--- begin Data shown ---
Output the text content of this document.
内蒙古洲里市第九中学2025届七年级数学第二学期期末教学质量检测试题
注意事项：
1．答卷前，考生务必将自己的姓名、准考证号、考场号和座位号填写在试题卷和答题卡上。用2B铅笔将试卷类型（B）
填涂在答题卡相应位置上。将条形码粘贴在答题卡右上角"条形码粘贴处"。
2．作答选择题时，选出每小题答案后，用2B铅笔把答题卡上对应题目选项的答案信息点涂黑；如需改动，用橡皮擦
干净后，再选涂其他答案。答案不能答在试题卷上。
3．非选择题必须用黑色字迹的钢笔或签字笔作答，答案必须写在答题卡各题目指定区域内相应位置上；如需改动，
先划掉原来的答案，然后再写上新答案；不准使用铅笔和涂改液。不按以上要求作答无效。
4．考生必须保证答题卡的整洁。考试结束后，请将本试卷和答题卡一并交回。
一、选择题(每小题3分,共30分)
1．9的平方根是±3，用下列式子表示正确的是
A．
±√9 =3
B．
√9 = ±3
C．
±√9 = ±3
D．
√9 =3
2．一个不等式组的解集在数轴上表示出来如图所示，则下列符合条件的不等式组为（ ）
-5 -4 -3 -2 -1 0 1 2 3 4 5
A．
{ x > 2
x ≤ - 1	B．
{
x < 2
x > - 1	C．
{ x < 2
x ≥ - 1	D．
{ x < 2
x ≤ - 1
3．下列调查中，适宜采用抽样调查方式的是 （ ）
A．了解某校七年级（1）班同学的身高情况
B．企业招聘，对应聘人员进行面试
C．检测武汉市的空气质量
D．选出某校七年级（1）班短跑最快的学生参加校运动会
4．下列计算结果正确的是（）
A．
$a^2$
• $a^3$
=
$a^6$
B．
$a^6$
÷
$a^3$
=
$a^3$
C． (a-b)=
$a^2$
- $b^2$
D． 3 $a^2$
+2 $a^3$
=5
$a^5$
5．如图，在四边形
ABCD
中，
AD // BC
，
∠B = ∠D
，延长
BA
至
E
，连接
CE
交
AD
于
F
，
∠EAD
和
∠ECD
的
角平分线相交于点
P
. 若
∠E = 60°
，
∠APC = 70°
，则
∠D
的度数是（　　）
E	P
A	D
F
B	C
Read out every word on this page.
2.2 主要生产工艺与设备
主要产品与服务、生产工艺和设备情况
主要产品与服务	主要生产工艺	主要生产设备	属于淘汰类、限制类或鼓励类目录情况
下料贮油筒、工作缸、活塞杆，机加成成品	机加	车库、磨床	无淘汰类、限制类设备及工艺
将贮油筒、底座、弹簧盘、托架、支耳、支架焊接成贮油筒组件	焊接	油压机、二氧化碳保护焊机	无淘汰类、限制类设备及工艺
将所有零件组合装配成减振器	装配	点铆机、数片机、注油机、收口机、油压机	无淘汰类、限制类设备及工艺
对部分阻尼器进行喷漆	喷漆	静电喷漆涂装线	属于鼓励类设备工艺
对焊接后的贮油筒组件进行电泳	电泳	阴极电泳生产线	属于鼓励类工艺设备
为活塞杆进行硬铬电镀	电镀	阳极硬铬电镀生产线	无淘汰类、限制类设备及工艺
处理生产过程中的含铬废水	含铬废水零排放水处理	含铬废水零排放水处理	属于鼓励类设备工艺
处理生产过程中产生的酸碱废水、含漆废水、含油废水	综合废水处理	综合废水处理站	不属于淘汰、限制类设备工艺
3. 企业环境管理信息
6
--- end Data shown ---
• Written request
Reproduce, word for word, only the lines from the one that contains "Read out every word on this page." through the final line.

• Exercise output
Read out every word on this page.
2.2 主要生产工艺与设备
主要产品与服务、生产工艺和设备情况
主要产品与服务	主要生产工艺	主要生产设备	属于淘汰类、限制类或鼓励类目录情况
下料贮油筒、工作缸、活塞杆，机加成成品	机加	车库、磨床	无淘汰类、限制类设备及工艺
将贮油筒、底座、弹簧盘、托架、支耳、支架焊接成贮油筒组件	焊接	油压机、二氧化碳保护焊机	无淘汰类、限制类设备及工艺
将所有零件组合装配成减振器	装配	点铆机、数片机、注油机、收口机、油压机	无淘汰类、限制类设备及工艺
对部分阻尼器进行喷漆	喷漆	静电喷漆涂装线	属于鼓励类设备工艺
对焊接后的贮油筒组件进行电泳	电泳	阴极电泳生产线	属于鼓励类工艺设备
为活塞杆进行硬铬电镀	电镀	阳极硬铬电镀生产线	无淘汰类、限制类设备及工艺
处理生产过程中的含铬废水	含铬废水零排放水处理	含铬废水零排放水处理	属于鼓励类设备工艺
处理生产过程中产生的酸碱废水、含漆废水、含油废水	综合废水处理	综合废水处理站	不属于淘汰、限制类设备工艺
3. 企业环境管理信息
6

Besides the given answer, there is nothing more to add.